**DATASET EXCERPTS**
◇ ◇ ◇

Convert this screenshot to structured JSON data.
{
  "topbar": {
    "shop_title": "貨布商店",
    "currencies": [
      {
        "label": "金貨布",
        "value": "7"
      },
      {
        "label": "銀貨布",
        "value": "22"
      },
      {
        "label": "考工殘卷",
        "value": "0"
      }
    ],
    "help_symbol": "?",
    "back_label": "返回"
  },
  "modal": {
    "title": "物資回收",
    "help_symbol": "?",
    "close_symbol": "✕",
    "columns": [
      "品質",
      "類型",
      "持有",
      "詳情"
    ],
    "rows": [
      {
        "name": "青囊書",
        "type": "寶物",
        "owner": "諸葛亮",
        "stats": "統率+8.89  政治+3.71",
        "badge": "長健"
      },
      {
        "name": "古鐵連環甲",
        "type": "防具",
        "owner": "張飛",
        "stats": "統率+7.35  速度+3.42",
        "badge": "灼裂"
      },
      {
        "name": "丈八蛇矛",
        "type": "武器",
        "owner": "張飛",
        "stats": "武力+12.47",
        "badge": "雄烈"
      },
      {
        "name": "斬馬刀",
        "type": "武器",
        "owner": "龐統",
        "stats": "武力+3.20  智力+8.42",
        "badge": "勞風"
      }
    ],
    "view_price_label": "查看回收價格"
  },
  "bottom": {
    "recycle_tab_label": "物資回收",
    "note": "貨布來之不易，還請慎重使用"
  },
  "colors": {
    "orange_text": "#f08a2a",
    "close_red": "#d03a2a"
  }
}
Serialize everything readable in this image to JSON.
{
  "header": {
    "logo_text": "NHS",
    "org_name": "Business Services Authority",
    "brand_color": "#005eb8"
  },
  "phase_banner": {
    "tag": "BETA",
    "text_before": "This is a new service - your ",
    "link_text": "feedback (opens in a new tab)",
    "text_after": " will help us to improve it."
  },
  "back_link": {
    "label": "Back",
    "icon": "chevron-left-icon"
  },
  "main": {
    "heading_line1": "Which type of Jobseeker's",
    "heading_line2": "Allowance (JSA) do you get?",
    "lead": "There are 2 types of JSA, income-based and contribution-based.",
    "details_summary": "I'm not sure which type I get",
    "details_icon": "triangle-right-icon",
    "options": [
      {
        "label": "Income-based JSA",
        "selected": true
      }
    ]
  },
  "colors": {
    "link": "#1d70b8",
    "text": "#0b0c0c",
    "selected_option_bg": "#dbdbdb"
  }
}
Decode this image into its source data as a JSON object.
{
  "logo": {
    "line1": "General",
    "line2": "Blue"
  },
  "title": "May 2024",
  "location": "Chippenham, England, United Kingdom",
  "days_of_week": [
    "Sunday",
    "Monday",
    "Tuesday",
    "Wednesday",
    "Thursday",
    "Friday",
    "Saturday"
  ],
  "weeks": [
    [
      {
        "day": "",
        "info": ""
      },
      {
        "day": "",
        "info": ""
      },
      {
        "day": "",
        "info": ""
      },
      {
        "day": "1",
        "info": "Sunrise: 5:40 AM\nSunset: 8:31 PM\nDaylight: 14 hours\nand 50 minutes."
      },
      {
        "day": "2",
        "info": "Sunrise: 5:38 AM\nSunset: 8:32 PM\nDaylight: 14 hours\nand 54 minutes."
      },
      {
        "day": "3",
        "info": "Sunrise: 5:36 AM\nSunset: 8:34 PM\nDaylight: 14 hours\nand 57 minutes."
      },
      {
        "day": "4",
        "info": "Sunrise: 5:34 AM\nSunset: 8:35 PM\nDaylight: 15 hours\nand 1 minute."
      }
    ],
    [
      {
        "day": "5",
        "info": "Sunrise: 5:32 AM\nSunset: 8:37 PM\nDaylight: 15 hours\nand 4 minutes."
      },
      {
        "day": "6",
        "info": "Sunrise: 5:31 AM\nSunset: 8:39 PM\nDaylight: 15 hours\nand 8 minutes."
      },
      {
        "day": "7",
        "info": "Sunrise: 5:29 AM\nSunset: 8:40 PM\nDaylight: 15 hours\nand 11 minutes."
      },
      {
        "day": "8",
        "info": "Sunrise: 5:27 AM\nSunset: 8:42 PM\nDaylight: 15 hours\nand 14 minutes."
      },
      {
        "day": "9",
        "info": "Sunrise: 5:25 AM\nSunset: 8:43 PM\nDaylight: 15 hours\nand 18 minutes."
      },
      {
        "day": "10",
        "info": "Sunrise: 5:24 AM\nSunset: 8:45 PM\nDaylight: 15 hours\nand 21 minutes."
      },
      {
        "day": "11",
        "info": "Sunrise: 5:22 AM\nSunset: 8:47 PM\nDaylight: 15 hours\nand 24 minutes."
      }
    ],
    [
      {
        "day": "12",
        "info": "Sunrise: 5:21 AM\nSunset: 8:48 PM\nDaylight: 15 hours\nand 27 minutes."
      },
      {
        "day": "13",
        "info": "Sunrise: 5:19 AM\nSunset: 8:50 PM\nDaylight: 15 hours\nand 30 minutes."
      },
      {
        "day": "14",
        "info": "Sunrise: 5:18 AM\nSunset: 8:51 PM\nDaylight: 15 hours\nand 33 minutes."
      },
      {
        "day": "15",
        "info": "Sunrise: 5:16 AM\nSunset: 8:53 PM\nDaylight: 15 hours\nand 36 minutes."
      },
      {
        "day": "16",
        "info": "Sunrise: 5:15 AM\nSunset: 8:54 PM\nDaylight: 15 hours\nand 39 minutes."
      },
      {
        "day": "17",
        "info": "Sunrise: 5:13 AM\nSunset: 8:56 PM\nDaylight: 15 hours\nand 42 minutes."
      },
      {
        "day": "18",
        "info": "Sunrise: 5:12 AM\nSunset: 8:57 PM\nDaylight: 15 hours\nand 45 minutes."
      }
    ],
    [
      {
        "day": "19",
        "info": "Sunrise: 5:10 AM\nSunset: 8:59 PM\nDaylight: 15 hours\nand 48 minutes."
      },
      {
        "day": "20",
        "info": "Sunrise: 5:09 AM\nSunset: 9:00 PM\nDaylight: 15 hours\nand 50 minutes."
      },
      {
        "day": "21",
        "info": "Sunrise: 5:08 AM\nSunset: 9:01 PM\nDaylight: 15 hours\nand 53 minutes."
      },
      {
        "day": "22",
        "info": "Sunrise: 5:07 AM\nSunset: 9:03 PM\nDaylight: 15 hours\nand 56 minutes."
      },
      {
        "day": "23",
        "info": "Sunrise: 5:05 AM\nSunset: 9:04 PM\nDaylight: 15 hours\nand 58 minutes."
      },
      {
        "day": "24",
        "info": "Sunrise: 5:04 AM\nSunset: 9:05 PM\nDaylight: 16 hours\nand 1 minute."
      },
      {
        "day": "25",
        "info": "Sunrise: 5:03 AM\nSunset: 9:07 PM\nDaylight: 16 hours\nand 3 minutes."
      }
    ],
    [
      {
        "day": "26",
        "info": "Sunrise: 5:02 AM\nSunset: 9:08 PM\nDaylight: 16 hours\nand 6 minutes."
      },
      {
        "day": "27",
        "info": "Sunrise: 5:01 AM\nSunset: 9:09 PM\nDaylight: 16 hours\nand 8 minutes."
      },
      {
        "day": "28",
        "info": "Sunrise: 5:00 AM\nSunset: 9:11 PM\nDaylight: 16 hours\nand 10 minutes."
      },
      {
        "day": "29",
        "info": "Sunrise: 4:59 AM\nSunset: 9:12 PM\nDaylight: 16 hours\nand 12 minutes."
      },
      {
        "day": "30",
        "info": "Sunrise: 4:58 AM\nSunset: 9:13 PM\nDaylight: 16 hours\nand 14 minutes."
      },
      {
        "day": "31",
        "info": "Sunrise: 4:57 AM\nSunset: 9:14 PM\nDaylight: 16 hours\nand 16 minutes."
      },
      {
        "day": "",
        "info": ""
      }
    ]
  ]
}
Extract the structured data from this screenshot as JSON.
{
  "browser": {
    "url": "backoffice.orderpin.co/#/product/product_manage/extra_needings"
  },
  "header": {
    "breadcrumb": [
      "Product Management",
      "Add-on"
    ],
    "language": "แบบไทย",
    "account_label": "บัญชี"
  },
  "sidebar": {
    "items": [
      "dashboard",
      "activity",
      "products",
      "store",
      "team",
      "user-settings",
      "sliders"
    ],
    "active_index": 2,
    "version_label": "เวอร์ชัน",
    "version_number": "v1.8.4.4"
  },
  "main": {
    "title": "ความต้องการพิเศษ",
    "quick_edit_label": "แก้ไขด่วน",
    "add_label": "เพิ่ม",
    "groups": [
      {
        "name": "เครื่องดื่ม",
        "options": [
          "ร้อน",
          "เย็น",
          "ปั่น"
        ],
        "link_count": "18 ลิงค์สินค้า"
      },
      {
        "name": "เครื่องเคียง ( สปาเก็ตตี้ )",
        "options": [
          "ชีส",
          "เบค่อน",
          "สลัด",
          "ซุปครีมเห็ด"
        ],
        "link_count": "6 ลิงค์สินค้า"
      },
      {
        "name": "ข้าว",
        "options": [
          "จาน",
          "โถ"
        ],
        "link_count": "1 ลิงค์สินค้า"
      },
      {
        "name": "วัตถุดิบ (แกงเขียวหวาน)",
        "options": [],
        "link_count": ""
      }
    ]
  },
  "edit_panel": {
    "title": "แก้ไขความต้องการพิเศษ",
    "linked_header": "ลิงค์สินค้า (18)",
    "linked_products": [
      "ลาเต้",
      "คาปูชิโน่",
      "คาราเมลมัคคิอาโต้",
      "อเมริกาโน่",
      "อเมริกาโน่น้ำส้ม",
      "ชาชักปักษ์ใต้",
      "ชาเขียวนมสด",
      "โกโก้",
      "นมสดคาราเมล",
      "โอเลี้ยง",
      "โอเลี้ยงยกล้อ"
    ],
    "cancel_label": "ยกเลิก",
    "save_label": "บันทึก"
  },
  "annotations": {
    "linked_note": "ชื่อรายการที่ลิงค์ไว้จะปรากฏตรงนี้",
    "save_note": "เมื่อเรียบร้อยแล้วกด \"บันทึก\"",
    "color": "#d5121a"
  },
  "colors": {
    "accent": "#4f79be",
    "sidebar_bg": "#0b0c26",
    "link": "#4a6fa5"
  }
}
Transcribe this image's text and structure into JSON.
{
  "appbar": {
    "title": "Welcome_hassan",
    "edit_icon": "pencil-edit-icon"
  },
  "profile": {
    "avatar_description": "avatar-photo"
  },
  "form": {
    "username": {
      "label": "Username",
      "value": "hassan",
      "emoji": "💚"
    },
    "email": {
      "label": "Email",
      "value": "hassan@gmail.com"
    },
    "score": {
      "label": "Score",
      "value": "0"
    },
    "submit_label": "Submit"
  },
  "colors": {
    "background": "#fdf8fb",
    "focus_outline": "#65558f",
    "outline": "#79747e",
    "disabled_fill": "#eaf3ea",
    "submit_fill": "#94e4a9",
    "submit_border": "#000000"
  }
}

◇ ◇ ◇

**GOAL**
Find the lines above holding the word "องการพ" and show them.

**EXPECTED ANSWER**
    "title": "ความต้องการพิเศษ",
    "title": "แก้ไขความต้องการพิเศษ",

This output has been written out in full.